— Begin DATA TO PROCESS —

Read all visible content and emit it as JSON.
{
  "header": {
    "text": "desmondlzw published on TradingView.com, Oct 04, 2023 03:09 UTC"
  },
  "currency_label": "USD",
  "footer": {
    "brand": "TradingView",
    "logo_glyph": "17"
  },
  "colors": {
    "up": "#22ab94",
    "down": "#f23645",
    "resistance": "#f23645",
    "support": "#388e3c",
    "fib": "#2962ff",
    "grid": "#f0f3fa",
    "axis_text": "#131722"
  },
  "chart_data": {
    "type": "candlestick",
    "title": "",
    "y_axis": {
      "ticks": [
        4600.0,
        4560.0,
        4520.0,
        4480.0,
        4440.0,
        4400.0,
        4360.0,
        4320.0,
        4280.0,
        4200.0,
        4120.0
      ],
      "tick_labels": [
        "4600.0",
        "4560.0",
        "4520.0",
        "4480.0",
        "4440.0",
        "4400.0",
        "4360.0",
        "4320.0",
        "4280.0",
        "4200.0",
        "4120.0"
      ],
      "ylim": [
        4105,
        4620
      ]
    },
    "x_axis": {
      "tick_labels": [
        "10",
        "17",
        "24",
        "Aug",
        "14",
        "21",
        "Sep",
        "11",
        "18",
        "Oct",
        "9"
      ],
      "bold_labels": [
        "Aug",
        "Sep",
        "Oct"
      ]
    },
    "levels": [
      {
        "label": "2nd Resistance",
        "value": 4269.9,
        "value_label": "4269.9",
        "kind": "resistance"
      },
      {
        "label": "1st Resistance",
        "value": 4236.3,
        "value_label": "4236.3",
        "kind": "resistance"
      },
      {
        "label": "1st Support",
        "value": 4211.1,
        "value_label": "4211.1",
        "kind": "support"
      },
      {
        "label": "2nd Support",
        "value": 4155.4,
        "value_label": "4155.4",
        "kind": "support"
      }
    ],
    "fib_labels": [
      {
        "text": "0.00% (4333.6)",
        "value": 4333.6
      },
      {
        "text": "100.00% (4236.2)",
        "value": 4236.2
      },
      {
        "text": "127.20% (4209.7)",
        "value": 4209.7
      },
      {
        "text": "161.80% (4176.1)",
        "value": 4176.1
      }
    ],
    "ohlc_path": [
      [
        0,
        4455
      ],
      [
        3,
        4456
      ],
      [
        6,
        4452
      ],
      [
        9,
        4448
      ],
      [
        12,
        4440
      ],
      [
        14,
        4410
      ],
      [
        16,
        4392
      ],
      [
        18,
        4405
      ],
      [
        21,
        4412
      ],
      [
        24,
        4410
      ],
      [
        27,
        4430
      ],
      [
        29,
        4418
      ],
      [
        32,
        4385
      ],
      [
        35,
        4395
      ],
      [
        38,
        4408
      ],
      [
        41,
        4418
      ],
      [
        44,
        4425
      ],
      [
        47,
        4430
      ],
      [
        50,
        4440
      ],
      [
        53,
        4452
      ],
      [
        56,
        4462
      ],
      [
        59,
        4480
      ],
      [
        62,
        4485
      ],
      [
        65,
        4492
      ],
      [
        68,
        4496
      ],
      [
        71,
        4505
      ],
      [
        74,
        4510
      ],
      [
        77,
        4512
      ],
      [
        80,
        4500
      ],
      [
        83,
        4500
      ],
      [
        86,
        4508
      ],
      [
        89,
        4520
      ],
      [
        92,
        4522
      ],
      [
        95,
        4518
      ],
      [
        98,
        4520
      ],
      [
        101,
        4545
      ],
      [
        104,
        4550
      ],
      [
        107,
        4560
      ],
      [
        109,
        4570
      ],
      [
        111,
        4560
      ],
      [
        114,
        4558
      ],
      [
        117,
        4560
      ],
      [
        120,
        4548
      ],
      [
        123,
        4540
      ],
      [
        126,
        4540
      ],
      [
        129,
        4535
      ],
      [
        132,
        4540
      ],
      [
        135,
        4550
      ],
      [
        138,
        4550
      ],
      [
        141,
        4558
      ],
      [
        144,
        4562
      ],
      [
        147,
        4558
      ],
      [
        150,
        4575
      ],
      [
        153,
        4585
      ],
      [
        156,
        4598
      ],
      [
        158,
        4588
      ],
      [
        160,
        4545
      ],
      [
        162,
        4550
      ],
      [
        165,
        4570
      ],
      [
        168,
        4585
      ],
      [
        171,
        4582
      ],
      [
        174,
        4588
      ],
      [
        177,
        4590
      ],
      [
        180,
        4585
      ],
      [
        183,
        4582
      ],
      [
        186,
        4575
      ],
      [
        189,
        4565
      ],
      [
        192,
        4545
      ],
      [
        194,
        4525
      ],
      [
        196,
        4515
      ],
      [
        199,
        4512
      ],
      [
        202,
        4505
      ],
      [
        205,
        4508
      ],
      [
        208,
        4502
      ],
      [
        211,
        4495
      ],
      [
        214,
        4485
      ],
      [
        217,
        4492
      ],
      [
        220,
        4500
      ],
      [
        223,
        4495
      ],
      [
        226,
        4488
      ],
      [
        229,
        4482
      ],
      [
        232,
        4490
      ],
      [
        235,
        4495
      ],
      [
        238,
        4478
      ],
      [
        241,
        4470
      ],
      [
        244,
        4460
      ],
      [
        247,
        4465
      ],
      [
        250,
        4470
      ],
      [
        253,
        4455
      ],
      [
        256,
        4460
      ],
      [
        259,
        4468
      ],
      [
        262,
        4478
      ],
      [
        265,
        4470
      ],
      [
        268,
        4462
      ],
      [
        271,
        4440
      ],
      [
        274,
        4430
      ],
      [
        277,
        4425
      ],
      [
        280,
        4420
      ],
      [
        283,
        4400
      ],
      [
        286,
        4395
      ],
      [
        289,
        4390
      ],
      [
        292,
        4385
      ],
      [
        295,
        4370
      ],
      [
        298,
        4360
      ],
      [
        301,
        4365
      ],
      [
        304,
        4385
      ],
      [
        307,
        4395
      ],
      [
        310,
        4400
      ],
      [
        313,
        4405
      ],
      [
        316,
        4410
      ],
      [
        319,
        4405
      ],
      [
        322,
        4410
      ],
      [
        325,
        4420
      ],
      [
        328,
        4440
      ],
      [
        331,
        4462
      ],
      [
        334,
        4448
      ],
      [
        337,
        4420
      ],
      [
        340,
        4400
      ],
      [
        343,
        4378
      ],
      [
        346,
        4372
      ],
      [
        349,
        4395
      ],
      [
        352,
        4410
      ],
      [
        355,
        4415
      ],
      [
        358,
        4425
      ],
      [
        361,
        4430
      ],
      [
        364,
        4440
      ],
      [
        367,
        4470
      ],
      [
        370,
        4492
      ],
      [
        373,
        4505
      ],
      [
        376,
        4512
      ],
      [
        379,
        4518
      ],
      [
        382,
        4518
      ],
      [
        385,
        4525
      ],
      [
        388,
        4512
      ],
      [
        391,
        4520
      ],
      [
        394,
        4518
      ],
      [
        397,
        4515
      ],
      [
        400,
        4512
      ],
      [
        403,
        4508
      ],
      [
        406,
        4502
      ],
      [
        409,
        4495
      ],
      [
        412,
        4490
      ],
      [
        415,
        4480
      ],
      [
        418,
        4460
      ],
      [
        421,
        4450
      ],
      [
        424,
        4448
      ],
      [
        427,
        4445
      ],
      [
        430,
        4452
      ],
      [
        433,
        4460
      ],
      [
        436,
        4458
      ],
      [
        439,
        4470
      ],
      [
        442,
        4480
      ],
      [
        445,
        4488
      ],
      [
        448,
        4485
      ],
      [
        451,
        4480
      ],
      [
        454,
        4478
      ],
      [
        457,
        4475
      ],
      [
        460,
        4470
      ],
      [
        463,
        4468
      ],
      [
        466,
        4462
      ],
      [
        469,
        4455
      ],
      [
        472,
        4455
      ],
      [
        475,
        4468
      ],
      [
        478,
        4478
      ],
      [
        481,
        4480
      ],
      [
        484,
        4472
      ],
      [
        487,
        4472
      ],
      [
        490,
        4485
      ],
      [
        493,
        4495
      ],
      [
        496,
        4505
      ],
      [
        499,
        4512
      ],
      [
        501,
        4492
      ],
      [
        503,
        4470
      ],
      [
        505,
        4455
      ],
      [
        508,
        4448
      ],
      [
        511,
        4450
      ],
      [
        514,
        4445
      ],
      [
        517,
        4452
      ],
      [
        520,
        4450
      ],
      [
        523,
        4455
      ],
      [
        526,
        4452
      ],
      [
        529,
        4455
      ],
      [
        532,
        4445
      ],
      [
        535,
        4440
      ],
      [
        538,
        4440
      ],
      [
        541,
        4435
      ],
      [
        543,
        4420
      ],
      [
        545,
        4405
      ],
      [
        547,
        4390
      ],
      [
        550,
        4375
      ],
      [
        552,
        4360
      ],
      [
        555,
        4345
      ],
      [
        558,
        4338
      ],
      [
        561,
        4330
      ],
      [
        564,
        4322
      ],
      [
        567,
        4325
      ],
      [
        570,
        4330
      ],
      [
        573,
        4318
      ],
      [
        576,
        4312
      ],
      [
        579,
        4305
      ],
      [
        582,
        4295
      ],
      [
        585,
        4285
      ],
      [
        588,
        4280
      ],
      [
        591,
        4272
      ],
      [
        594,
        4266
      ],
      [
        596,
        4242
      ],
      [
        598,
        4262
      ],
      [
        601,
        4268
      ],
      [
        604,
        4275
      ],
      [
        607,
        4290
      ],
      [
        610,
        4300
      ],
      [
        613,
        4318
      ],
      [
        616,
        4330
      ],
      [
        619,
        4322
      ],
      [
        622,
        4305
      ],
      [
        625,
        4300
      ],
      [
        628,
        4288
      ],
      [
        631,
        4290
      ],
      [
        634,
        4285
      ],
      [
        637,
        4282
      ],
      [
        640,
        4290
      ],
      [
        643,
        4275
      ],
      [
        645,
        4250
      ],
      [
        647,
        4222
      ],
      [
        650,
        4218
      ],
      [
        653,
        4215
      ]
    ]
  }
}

— End DATA TO PROCESS —

→ EXERCISE
For the entries shown above, give the number of lines that include the word "TradingView", without any other text.

→ ANSWER
2